Latihan 1:
Jawablah pertanyaan berikut berdasarkan kisah tentang Anies.
(a) Dengan siapa Anies berfoto saat meresmikan gerbang China Town Glodok?
(b) Apa ucapan salah seorang kawan setelah mendengar cerita tentang perasaan kagum itu?
(c) Menurut penulis, apa yang dilambangkan oleh konsep China Town?
Latihan 2: Ganti kata "sahabat" dengan "teman" dalam kisah tentang Anies, lalu tuliskan kembali bagiannya. Mulailah dari kalimat yang memuat "Setelah kembali ke" dan berhentilah setelah "seorang kawan berujar.".
Latihan 3: Lanjutkan kisah tentang Anies mulai dari kalimat terakhir yang ada.

Teks Bacaan:
# # #

"Kan, demi medsos," ujarnya. Amsiong dah!
Setelah kembali ke meja, saya cukup kaget dengan perasaanku. Dari tadinya yang biasa-biasa saja, kini ada sedikit rasa kekaguman. Sikap Anies jauh dari gaya feodal ala pejabat-pejabat jadul. Perasaan ini kuceritakan pada para sahabat seperjuangan.
"Pencitraan, Anies memang harus begitu..." Salah seorang kawan berujar.
Saya terdiam, ada benarnya juga sih. Tapi, tentu saya punya kesan tersediri terhadap pertemuan singkat pada malam hari itu. Entahlah...
Beberapa bulan berlalu, kehadiran Anies kembali riuh di grup perpesananku. Ia berfoto bersama para pegurus INTI pada saat meresmikan gerbang China Town Glodok.
Lalu di grup perpesanan, kubu terpecah dua. Ada yang melajutkan konsep pencitraan, ada juga yang terkagum-kagum manja dengan sikap toleransi Anies. Eh...
Gerbang China Town memang sangat etnis. Kendati demikian ia tidak sepenuhnya milik orang Tionghoa. Bagi saya, konsep China Town melambangkan kemajuan berpikir sebuah bangsa. Tentang makna sejati dari pembauran.

# # #

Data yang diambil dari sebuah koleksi
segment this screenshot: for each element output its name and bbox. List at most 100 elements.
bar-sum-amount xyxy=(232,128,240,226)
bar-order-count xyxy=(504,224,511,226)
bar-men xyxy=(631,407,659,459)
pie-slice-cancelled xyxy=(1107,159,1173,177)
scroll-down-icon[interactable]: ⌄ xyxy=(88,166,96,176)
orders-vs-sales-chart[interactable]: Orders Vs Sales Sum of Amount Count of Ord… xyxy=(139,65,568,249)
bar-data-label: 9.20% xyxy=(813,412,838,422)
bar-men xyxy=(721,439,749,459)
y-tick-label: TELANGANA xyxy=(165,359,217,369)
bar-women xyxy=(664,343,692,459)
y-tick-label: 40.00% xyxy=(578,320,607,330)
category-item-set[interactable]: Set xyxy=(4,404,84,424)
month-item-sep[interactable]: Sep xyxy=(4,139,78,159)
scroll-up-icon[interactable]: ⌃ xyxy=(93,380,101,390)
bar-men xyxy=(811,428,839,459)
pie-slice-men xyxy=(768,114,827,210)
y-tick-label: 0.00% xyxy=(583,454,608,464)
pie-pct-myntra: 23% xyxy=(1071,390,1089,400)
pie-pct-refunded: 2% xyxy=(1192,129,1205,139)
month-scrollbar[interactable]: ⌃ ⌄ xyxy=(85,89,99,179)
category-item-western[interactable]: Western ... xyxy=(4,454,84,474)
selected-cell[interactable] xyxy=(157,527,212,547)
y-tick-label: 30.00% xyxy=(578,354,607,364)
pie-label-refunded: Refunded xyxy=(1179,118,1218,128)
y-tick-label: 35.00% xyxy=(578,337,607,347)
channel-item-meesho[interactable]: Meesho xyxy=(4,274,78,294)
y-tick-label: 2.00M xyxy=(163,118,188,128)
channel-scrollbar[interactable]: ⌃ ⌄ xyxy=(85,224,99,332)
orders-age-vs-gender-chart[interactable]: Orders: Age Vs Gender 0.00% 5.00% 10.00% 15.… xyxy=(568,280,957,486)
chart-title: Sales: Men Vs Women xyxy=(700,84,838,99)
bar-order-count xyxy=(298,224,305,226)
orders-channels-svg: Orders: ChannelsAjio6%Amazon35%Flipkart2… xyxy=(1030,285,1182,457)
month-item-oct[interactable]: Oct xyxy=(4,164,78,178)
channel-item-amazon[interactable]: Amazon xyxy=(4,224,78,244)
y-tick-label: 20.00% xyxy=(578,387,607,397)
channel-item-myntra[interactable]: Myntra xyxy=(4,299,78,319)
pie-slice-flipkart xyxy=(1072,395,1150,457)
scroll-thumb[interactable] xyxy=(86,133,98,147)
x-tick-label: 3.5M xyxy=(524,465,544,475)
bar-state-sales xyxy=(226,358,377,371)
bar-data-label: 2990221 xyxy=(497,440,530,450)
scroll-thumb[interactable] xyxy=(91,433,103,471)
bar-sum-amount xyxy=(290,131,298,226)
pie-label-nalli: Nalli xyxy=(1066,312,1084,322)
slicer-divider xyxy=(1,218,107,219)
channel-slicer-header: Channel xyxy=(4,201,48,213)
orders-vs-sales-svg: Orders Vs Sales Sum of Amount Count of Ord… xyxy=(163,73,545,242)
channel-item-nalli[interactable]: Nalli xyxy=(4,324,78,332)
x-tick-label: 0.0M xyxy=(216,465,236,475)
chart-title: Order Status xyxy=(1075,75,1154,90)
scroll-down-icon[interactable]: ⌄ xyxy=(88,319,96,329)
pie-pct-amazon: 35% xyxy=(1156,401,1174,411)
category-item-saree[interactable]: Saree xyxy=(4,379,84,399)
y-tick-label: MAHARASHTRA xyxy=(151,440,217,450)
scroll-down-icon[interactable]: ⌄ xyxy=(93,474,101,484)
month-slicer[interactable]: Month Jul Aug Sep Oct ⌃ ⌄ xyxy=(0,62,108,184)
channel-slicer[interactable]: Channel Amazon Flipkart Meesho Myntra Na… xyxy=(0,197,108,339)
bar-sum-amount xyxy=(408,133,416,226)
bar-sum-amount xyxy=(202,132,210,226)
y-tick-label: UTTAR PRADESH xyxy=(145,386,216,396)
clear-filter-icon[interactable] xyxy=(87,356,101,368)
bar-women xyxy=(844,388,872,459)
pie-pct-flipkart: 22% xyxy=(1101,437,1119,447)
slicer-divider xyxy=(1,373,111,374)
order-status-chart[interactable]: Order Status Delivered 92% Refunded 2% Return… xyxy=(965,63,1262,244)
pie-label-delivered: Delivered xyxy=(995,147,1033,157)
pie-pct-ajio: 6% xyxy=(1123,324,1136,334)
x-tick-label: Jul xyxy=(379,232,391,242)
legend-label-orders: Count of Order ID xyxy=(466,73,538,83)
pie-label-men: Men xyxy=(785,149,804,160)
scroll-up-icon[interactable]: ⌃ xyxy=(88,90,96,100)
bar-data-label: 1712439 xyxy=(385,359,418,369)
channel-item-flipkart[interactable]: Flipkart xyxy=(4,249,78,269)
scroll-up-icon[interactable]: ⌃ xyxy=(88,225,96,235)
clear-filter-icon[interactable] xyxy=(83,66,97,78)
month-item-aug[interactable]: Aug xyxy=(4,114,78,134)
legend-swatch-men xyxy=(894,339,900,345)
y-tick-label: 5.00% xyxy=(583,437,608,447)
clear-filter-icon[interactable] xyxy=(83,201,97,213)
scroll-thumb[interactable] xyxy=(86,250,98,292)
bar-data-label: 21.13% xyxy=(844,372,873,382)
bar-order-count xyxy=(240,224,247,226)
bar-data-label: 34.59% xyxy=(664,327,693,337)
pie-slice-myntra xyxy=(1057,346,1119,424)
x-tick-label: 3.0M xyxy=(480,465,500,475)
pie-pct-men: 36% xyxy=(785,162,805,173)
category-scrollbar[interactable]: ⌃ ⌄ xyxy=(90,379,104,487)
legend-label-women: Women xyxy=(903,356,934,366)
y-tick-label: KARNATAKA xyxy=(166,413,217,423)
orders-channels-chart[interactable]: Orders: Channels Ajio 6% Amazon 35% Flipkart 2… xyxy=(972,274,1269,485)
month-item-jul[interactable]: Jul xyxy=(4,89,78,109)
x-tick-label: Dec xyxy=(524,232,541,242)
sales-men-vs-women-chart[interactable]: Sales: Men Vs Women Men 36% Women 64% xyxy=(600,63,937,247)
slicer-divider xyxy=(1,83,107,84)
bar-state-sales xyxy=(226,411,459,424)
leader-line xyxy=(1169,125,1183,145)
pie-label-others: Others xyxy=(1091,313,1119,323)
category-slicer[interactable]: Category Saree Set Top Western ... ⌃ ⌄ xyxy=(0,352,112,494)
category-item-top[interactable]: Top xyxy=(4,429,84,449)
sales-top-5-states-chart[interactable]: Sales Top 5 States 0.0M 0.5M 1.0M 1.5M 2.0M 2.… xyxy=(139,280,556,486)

# # #

Jawaban Latihan 1:
(a) Anies berfoto bersama para pengurus INTI.
(b) "Pencitraan, Anies memang harus begitu..."
(c) Konsep China Town melambangkan kemajuan berpikir sebuah bangsa.

Jawaban Latihan 2:
Setelah kembali ke meja, saya cukup kaget dengan perasaanku. Dari tadinya yang biasa-biasa saja, kini ada sedikit rasa kekaguman. Sikap Anies jauh dari gaya feodal ala pejabat-pejabat jadul. Perasaan ini kuceritakan pada para teman seperjuangan.
"Pencitraan, Anies memang harus begitu..." Salah seorang kawan berujar.

Jawaban Latihan 3:
Tapi, ada saja kaum ekstrim yang merasa jika Gerbang China Town adalah miliknya. Alasannya, karena ada embel-embel China di sana. Di sisi lain ada pula ekstrimis berlawanan yang meghubungkan poros Beijing-Jakarta. Mencoba mengulik kasus politik zaman Soekarno dulu.
Oke, abaikan saja. Sebaiknya kedua ekstrim tersebut tidak lagi bersuara, demi keutuhan bangsa ini.
Mari kita kembali kepada Anies. Sebuah tautan saya terima dari grup perpesanan. Isinya tentang hasil wawancara Anies Baswedan dengan kantor berita luar negeri, Straistimes. Sila klik di sini.Â
Dalam tulisan tersebut, Anies memberi tanggapan terhadap isu sensitif yang paling sering dituduh kepadanya -- intoleransi.